▶ Records from a data source
<<<<

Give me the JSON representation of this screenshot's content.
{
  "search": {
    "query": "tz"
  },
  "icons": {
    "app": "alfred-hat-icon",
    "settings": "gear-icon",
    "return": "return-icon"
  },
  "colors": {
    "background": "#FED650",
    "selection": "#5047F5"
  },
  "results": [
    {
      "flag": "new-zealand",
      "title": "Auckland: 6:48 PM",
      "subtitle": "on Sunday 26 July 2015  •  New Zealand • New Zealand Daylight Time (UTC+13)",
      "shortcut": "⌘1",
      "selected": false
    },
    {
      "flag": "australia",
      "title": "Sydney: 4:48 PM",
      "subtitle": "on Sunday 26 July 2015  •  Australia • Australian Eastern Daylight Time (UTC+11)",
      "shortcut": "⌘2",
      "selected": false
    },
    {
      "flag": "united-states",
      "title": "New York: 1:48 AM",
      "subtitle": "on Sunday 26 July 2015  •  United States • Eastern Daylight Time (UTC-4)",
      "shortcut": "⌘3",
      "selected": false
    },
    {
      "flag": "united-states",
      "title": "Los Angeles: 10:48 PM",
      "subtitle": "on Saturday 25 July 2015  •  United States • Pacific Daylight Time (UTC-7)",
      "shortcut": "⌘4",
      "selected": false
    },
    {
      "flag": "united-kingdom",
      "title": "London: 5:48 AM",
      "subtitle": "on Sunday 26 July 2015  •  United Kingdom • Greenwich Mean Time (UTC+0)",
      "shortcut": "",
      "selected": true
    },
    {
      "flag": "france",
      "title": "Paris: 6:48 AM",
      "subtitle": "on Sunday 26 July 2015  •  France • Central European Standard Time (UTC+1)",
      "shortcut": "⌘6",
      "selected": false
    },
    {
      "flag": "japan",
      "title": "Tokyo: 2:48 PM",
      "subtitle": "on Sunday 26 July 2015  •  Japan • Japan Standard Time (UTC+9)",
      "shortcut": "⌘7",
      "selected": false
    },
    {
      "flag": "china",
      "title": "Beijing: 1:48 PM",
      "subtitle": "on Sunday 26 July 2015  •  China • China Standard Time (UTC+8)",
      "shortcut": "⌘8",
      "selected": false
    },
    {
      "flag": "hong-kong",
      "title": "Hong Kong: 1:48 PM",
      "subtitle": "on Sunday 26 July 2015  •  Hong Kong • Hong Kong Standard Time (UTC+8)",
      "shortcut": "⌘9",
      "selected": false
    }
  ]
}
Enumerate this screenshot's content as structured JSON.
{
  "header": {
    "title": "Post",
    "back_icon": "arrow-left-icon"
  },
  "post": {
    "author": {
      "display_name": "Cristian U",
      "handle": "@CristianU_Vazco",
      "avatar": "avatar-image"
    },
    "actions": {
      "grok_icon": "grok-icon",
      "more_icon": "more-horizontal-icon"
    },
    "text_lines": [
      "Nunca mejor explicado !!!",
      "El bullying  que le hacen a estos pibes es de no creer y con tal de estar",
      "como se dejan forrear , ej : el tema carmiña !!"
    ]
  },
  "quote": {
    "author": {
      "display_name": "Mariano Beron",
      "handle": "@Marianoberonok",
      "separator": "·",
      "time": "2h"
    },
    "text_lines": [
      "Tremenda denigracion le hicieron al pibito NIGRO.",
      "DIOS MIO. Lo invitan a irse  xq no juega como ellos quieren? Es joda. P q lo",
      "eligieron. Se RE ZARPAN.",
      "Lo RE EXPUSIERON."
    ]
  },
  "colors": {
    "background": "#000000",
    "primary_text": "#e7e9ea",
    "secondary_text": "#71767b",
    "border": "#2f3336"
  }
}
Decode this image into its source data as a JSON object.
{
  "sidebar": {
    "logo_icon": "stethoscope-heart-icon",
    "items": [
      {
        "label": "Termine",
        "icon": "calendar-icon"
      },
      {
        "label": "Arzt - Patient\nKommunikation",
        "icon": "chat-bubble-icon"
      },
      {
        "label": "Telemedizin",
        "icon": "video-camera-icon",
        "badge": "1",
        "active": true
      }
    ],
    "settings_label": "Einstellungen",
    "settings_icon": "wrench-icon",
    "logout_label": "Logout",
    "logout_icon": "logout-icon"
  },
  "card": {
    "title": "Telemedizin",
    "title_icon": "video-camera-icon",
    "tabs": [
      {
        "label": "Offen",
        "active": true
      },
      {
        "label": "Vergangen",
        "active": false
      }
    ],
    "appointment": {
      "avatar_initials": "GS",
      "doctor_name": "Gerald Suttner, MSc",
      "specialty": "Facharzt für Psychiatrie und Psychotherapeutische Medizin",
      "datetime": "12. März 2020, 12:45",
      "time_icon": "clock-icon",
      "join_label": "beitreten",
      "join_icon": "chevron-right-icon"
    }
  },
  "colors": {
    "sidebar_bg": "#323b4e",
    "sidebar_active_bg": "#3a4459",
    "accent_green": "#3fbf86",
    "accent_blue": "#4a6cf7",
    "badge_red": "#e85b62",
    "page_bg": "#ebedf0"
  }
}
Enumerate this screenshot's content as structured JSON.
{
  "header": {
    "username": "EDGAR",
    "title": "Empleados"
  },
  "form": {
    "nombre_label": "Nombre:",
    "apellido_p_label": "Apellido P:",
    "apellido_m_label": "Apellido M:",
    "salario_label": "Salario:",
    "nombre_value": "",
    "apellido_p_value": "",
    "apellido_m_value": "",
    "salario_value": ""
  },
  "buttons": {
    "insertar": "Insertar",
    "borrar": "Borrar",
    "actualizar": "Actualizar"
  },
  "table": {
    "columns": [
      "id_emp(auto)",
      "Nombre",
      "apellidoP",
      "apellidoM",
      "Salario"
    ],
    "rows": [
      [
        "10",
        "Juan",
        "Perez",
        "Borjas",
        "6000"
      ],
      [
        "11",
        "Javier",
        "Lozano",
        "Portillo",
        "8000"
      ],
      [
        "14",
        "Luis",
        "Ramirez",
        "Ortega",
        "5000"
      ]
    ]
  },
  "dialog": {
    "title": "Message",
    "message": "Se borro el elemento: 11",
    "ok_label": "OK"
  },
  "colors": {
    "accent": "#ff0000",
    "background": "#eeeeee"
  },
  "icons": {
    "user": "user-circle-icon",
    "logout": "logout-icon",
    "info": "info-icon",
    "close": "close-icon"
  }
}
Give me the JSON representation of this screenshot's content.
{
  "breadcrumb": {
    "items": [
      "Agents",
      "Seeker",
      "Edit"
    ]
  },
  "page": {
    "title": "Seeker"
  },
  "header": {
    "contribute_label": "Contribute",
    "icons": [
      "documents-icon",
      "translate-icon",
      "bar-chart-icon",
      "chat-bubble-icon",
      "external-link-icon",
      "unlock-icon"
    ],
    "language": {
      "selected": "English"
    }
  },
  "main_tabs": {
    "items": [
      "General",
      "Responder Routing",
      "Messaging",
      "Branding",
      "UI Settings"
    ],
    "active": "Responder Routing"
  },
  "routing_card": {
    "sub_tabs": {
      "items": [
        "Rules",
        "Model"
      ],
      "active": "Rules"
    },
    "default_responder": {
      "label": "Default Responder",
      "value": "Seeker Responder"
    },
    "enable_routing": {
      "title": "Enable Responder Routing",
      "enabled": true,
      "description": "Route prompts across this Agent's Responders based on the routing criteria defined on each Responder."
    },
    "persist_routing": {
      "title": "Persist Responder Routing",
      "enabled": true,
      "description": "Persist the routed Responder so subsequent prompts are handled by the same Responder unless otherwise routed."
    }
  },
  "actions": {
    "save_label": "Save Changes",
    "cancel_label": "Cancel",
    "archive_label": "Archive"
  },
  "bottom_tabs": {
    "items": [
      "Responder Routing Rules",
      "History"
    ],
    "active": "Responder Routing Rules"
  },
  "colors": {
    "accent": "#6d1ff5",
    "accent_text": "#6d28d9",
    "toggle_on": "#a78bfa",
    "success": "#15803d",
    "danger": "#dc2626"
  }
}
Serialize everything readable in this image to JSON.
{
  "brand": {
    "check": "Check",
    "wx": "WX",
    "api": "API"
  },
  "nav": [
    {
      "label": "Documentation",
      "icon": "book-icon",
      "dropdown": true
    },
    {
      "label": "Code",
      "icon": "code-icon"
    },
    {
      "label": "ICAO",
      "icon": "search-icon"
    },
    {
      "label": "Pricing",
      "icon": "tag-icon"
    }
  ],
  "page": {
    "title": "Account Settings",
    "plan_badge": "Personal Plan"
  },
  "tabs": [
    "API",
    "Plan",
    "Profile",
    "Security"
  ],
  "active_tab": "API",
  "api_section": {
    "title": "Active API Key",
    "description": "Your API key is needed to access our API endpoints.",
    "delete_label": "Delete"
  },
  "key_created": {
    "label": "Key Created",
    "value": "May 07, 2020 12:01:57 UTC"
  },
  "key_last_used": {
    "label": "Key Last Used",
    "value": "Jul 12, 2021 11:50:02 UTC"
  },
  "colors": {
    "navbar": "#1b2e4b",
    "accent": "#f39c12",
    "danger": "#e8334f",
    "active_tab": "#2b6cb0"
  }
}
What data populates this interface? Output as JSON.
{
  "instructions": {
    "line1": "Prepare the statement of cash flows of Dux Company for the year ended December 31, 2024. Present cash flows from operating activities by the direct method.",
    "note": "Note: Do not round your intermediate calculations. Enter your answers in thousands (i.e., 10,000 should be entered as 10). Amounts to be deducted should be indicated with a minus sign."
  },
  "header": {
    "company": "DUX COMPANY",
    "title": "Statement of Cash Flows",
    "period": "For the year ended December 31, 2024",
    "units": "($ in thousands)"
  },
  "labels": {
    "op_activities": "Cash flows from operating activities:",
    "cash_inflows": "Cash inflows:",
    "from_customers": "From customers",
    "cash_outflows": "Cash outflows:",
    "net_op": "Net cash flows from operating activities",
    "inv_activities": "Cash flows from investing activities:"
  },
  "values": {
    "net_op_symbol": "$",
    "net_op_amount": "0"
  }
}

>>>>

▶ Written request
Repeat exactly the lines from the line containing "What data populates" through the end of the listing above; both boundary lines are part of the output.

▶ Finished answer
What data populates this interface? Output as JSON.
{
  "instructions": {
    "line1": "Prepare the statement of cash flows of Dux Company for the year ended December 31, 2024. Present cash flows from operating activities by the direct method.",
    "note": "Note: Do not round your intermediate calculations. Enter your answers in thousands (i.e., 10,000 should be entered as 10). Amounts to be deducted should be indicated with a minus sign."
  },
  "header": {
    "company": "DUX COMPANY",
    "title": "Statement of Cash Flows",
    "period": "For the year ended December 31, 2024",
    "units": "($ in thousands)"
  },
  "labels": {
    "op_activities": "Cash flows from operating activities:",
    "cash_inflows": "Cash inflows:",
    "from_customers": "From customers",
    "cash_outflows": "Cash outflows:",
    "net_op": "Net cash flows from operating activities",
    "inv_activities": "Cash flows from investing activities:"
  },
  "values": {
    "net_op_symbol": "$",
    "net_op_amount": "0"
  }
}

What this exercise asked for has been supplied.